### [EXERCISE]
Copy the lines of the listing below verbatim, beginning with the line that contains "Patent image size: (1033, 418)." and continuing through the line that contains "The housing 18 is at (97, 292).".

### [DATASET CONTENT]
##############################

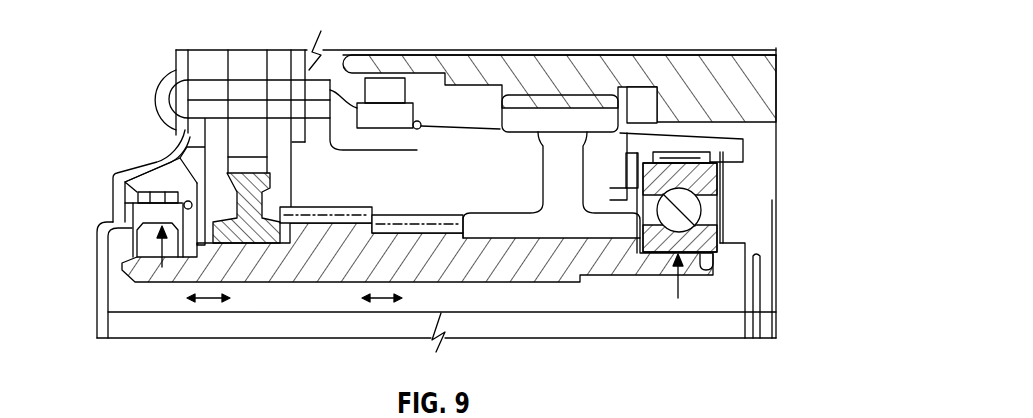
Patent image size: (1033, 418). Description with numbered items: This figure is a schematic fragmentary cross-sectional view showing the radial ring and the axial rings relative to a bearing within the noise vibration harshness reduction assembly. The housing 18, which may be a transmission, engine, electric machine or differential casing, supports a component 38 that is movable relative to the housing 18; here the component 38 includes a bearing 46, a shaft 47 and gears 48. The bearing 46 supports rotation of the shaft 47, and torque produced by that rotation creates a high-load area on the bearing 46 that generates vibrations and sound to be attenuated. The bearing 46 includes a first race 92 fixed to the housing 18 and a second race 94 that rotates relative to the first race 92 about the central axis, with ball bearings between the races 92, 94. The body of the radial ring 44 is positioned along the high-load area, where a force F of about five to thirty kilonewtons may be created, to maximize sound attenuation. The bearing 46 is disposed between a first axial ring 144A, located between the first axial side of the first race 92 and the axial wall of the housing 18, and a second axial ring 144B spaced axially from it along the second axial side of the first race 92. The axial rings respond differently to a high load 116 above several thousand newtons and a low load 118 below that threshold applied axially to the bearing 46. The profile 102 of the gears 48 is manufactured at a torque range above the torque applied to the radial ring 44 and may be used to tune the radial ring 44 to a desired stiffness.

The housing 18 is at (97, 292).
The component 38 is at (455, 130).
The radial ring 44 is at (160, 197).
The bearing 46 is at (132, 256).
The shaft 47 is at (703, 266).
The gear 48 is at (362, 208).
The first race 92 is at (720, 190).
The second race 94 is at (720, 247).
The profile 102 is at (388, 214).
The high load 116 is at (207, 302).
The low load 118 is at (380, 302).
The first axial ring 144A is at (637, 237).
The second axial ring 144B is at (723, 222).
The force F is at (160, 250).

##############################

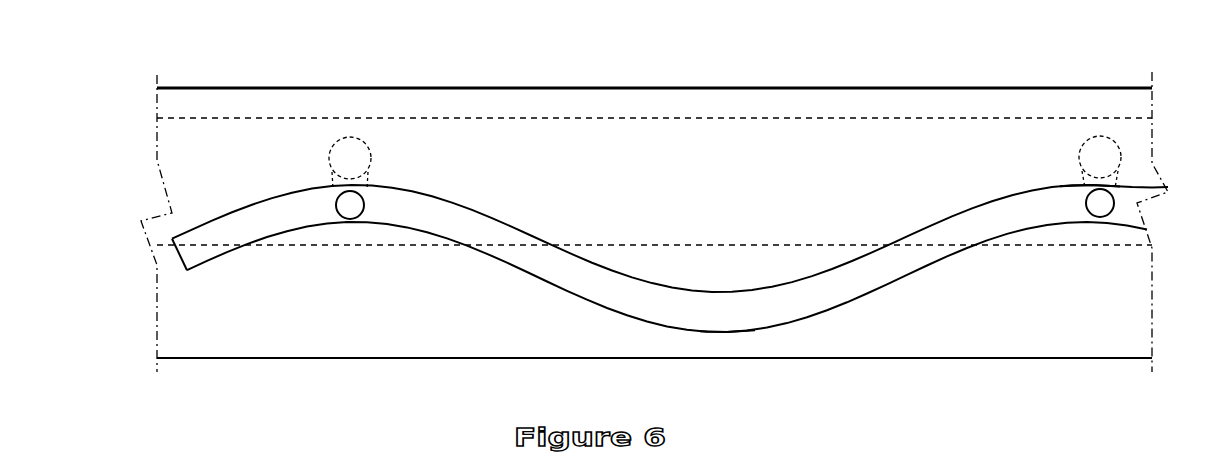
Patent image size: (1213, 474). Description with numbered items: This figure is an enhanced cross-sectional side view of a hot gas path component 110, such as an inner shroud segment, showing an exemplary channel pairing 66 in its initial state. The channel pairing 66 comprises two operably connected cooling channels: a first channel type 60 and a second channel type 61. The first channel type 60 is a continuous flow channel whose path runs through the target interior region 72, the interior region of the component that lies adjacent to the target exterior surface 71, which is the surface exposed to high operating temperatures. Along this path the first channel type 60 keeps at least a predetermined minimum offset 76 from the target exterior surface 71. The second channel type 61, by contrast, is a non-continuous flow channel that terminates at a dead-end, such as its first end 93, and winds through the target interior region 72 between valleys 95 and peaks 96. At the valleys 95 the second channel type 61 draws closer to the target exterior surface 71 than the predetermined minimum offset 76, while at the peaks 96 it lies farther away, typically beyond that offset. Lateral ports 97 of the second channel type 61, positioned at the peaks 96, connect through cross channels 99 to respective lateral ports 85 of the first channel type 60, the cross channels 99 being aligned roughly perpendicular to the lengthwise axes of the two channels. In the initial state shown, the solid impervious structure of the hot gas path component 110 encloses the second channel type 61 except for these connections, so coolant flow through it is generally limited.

##############################

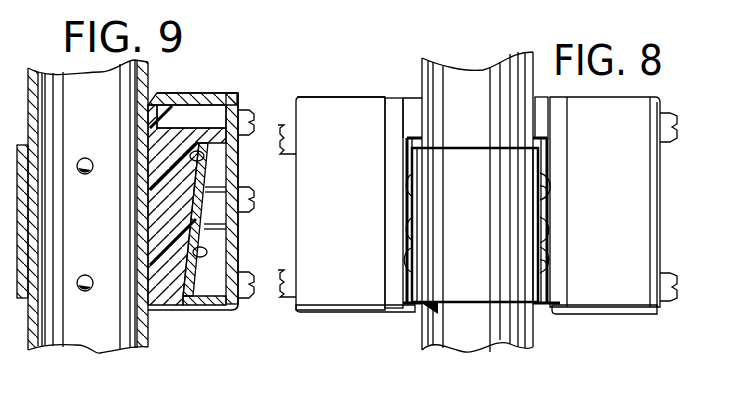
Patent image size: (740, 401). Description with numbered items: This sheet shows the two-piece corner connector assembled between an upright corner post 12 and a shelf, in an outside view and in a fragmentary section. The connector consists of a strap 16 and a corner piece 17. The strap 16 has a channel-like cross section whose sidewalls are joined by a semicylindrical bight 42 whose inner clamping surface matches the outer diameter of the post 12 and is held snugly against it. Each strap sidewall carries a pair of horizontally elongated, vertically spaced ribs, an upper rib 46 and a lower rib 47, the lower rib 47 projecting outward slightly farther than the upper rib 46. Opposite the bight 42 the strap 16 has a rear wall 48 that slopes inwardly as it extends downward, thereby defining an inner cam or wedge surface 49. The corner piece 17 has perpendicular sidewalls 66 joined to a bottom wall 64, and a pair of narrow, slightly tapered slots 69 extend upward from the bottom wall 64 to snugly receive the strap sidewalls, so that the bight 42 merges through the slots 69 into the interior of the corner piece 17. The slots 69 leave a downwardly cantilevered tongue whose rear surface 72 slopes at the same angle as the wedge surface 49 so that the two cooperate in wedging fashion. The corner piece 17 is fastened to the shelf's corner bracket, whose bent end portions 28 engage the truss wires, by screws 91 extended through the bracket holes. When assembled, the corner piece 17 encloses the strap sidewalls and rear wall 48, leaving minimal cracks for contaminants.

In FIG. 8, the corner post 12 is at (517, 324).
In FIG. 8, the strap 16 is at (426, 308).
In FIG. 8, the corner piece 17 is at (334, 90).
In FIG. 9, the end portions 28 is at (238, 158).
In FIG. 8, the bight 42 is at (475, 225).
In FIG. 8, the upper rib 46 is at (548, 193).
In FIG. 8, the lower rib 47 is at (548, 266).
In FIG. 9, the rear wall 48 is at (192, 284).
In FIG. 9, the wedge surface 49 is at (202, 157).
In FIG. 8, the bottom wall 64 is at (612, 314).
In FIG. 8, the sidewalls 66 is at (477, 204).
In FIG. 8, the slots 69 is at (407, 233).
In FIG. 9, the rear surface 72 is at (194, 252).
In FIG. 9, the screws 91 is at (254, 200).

##############################

### [TASK RESPONSE]
Patent image size: (1033, 418). Description with numbered items: This figure is a schematic fragmentary cross-sectional view showing the radial ring and the axial rings relative to a bearing within the noise vibration harshness reduction assembly. The housing 18, which may be a transmission, engine, electric machine or differential casing, supports a component 38 that is movable relative to the housing 18; here the component 38 includes a bearing 46, a shaft 47 and gears 48. The bearing 46 supports rotation of the shaft 47, and torque produced by that rotation creates a high-load area on the bearing 46 that generates vibrations and sound to be attenuated. The bearing 46 includes a first race 92 fixed to the housing 18 and a second race 94 that rotates relative to the first race 92 about the central axis, with ball bearings between the races 92, 94. The body of the radial ring 44 is positioned along the high-load area, where a force F of about five to thirty kilonewtons may be created, to maximize sound attenuation. The bearing 46 is disposed between a first axial ring 144A, located between the first axial side of the first race 92 and the axial wall of the housing 18, and a second axial ring 144B spaced axially from it along the second axial side of the first race 92. The axial rings respond differently to a high load 116 above several thousand newtons and a low load 118 below that threshold applied axially to the bearing 46. The profile 102 of the gears 48 is manufactured at a torque range above the torque applied to the radial ring 44 and may be used to tune the radial ring 44 to a desired stiffness.

The housing 18 is at (97, 292).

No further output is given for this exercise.